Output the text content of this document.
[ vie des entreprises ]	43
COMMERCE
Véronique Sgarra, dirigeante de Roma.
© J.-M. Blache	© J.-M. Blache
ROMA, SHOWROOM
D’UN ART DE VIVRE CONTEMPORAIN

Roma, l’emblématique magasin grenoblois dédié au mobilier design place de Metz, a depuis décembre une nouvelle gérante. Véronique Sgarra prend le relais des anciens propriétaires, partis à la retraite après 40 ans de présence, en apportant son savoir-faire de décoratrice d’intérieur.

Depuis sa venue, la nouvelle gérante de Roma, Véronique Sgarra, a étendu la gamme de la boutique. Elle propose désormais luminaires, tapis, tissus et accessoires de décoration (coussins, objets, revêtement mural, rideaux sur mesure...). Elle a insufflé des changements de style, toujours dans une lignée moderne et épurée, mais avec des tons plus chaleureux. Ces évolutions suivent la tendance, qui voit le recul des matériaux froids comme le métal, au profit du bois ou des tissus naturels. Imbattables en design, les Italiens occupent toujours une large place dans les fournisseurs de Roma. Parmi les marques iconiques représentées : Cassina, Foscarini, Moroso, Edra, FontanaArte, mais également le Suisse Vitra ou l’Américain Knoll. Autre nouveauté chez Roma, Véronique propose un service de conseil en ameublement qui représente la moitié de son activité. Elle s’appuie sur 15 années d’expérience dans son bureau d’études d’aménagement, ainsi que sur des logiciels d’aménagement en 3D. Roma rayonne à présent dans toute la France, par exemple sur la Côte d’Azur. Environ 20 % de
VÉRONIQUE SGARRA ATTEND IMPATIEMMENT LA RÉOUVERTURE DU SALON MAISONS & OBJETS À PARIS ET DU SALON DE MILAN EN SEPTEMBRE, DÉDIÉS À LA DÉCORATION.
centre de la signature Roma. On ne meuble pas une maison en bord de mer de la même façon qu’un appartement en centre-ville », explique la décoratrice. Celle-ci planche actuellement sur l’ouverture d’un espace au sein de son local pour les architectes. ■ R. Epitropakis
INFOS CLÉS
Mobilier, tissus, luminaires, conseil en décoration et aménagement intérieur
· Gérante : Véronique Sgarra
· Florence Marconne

*What this task involves:* Search the data for the string "intérieur". List each line that has it.

*Expected answer:*
Roma, l’emblématique magasin grenoblois dédié au mobilier design place de Metz, a depuis décembre une nouvelle gérante. Véronique Sgarra prend le relais des anciens propriétaires, partis à la retraite après 40 ans de présence, en apportant son savoir-faire de décoratrice d’intérieur.
Mobilier, tissus, luminaires, conseil en décoration et aménagement intérieur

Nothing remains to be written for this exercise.